● **GOAL OF THE EXERCISE**
Using the records below, copy every line that holds the string "text".

(Stored data entries)
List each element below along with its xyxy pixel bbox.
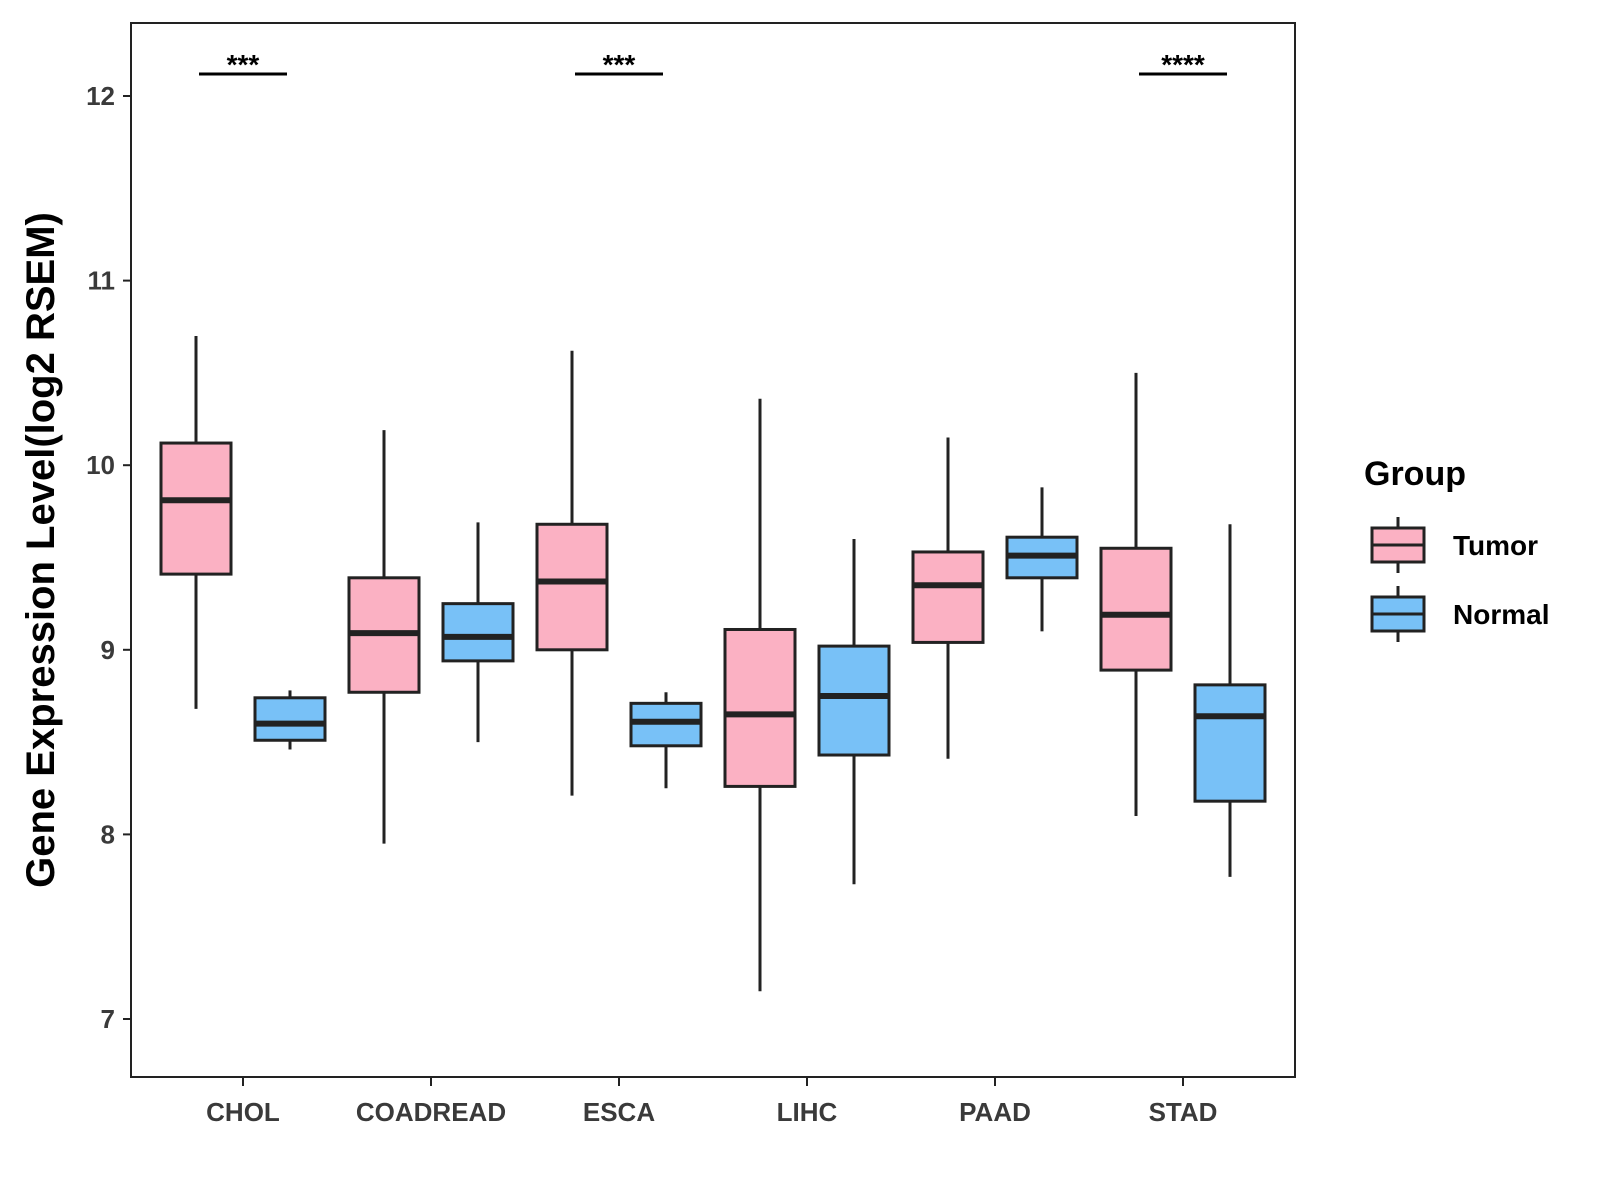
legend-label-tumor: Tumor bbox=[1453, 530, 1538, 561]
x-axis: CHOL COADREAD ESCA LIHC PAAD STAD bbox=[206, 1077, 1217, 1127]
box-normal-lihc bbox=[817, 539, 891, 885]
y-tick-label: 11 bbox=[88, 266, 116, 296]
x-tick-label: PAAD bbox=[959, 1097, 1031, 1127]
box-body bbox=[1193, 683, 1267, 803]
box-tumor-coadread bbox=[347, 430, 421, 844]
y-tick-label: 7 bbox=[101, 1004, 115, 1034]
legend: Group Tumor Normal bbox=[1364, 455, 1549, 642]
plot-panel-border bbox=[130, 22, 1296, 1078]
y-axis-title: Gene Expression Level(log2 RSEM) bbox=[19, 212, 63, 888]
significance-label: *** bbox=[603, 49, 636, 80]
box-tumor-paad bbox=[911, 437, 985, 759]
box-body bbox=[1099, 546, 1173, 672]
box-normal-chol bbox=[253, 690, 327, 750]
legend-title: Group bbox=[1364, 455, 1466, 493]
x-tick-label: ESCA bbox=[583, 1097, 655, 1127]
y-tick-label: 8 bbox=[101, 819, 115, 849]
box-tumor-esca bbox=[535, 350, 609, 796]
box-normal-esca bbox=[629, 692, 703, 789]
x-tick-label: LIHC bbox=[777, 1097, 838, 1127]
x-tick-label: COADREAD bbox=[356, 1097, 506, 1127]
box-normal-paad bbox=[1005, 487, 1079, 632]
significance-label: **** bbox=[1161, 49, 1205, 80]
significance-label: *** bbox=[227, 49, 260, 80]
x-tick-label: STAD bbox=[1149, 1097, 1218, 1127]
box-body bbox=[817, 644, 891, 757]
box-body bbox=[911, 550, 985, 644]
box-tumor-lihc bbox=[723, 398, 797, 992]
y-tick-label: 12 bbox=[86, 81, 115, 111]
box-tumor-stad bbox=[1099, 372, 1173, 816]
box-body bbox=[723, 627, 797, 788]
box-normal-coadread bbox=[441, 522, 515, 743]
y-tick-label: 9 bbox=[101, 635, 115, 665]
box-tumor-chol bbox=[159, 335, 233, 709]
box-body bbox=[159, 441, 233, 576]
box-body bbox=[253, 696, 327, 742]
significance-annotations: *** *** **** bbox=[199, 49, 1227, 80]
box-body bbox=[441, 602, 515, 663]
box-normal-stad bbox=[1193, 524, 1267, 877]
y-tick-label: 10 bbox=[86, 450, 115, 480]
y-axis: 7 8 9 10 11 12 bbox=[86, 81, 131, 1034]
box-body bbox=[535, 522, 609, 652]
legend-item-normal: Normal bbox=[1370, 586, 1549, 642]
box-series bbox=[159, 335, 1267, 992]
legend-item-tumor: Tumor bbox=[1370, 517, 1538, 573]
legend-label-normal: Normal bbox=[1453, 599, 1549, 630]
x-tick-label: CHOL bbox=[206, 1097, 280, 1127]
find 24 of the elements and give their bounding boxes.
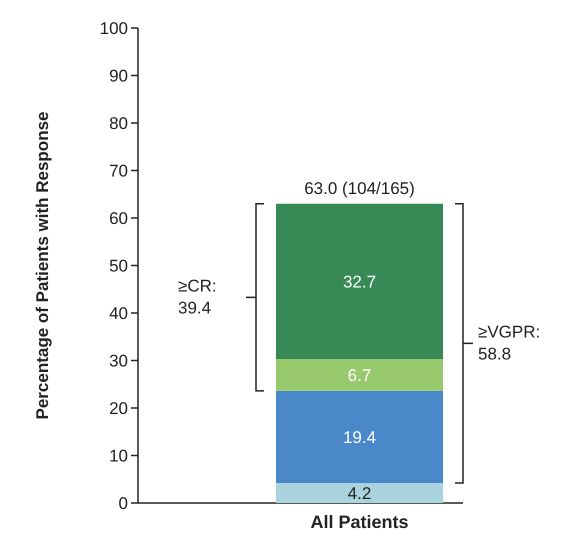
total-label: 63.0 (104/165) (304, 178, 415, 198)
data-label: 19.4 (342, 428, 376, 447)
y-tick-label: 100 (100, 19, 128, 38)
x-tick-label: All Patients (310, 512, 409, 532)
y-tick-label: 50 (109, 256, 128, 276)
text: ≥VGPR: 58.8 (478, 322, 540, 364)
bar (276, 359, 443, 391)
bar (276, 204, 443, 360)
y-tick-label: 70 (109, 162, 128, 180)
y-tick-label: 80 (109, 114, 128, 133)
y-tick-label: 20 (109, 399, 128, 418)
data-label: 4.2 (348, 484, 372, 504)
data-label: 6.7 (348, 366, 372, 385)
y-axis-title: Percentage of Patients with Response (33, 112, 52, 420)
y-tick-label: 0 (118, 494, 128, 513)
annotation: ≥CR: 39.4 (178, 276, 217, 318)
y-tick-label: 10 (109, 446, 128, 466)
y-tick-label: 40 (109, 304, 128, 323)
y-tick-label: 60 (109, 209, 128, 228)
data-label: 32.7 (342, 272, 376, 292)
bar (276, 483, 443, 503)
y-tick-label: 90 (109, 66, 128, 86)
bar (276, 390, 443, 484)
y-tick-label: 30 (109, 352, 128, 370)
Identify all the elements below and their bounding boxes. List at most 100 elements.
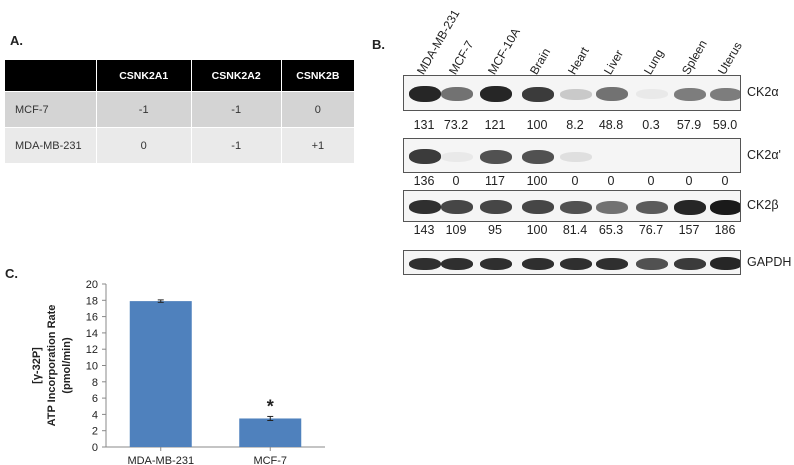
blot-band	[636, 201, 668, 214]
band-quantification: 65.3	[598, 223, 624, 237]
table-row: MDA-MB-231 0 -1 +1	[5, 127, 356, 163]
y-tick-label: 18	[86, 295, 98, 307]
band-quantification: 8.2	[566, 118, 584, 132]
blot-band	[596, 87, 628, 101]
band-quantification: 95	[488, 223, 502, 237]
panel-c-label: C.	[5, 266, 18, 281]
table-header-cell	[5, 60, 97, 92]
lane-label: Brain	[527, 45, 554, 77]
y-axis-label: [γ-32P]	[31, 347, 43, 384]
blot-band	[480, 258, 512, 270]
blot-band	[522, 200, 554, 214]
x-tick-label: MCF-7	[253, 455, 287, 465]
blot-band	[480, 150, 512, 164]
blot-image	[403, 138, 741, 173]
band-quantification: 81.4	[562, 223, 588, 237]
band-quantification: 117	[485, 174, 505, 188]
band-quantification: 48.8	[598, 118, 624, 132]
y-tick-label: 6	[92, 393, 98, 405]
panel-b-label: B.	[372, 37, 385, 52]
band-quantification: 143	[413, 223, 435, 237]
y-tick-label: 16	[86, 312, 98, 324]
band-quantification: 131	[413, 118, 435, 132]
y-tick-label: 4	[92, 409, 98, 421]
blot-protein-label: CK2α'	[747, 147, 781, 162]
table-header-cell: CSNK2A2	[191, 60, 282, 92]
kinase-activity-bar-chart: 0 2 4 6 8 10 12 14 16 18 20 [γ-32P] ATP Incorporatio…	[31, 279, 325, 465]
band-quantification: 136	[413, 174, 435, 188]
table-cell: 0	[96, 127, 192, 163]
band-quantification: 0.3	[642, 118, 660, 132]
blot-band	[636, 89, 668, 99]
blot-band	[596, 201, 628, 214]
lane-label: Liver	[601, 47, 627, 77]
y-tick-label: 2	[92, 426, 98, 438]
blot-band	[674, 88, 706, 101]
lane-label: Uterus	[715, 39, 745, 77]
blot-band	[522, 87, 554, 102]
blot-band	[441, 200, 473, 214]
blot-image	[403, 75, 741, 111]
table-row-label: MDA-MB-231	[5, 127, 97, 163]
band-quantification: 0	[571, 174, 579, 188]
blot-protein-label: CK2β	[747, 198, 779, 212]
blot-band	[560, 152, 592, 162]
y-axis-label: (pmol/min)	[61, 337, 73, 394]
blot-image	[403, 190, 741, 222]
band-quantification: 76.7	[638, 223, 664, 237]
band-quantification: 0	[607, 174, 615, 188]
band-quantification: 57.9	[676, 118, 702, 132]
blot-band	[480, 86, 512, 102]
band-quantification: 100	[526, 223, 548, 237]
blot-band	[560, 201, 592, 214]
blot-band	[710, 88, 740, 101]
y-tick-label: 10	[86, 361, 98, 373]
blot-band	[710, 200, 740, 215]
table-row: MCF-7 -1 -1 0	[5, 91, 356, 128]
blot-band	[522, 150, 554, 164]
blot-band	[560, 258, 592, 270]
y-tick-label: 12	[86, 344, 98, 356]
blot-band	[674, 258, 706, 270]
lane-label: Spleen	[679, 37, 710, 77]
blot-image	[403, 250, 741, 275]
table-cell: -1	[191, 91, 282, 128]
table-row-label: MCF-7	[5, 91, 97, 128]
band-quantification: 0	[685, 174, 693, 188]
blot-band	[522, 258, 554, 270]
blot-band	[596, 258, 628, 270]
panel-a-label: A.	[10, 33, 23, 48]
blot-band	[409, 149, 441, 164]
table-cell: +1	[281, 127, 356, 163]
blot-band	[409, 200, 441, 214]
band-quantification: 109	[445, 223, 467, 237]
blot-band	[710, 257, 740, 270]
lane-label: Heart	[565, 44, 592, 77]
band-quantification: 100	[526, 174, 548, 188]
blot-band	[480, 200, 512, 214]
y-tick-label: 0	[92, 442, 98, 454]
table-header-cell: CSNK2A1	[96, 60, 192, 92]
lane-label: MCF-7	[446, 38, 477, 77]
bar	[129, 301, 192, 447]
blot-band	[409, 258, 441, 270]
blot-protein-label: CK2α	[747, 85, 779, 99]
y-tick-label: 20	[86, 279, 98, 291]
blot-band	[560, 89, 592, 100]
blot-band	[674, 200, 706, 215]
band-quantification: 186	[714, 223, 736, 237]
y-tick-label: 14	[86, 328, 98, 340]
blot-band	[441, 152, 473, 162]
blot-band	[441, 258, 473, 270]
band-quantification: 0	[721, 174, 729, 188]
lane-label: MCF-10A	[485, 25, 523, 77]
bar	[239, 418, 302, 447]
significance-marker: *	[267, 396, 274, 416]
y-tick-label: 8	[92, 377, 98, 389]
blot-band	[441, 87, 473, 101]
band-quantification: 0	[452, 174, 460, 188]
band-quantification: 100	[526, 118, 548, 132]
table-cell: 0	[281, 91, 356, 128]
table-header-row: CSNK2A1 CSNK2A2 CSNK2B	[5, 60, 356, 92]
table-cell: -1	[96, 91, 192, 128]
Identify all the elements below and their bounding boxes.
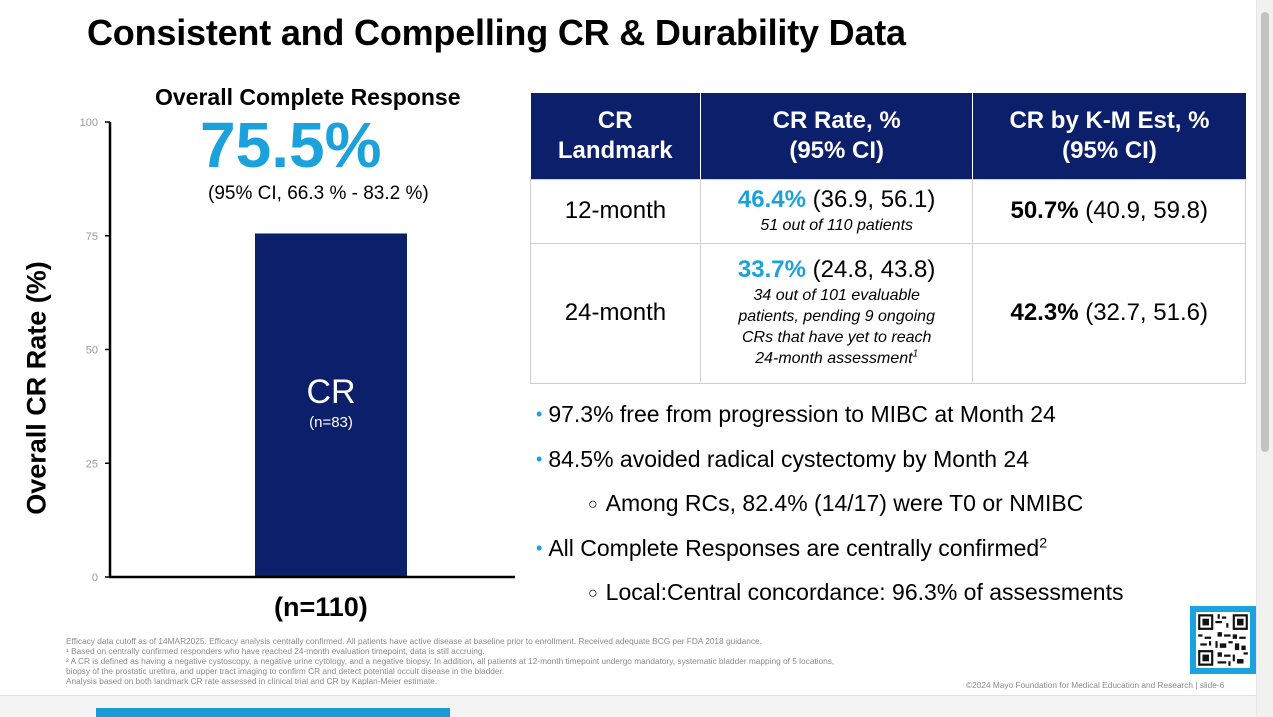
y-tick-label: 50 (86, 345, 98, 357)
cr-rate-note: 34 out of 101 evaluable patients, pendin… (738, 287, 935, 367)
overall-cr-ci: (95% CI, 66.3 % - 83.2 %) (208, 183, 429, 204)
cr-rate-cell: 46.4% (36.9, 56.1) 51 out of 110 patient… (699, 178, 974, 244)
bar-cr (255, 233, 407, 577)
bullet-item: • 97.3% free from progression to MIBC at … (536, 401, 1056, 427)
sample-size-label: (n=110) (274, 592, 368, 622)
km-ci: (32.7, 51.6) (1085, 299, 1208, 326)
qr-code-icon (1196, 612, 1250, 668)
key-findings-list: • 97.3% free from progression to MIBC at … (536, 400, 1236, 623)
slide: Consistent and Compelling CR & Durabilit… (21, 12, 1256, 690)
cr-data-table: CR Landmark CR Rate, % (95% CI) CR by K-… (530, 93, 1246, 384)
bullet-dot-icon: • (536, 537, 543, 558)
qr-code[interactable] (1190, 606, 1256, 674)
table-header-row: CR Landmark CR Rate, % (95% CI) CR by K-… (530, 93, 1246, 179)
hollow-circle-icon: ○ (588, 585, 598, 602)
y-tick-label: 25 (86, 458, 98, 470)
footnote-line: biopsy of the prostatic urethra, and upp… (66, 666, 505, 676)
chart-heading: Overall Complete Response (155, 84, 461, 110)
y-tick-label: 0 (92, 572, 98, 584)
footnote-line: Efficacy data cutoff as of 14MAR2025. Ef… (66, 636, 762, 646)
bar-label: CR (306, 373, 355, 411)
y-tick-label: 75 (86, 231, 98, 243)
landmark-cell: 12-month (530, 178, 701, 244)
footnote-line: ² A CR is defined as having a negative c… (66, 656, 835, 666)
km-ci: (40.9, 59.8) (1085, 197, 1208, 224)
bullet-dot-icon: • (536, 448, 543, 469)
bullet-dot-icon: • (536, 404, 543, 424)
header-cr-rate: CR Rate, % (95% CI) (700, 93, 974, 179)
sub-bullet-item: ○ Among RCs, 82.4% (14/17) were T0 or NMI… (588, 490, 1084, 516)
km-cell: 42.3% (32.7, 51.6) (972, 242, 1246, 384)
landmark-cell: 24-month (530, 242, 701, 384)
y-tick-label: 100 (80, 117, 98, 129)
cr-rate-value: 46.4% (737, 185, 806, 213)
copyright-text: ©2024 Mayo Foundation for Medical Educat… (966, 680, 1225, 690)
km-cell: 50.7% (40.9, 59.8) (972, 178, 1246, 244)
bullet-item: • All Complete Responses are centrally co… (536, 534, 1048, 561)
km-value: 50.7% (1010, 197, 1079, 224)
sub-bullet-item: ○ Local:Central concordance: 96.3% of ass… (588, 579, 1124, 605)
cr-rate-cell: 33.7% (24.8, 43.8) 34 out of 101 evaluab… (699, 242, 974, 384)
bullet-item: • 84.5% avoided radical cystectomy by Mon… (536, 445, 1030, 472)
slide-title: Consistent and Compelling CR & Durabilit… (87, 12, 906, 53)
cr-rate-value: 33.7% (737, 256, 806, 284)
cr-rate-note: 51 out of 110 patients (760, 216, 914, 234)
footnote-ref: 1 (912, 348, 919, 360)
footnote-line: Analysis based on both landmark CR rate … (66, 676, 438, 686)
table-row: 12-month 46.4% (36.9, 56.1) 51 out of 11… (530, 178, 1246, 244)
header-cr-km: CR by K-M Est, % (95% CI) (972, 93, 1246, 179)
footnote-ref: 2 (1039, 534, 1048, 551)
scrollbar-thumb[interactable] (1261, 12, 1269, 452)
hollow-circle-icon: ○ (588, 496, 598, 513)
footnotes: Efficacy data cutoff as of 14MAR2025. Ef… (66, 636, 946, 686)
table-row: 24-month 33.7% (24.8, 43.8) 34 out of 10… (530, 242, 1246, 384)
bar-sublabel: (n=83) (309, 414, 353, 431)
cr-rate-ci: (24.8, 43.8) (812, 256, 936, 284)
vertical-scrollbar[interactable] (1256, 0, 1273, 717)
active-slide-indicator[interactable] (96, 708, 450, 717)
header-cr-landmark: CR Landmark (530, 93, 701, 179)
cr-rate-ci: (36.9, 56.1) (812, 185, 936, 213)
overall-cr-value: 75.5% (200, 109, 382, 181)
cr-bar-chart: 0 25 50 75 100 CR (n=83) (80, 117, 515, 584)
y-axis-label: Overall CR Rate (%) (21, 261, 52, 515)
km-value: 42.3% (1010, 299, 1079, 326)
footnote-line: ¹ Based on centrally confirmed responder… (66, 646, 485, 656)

● **ANSWER FOR THE TASK**
text: ≥VGPR: 58.8 (478, 322, 540, 364)
copyright-text: ©2024 Mayo Foundation for Medical Educat… (966, 680, 1225, 690)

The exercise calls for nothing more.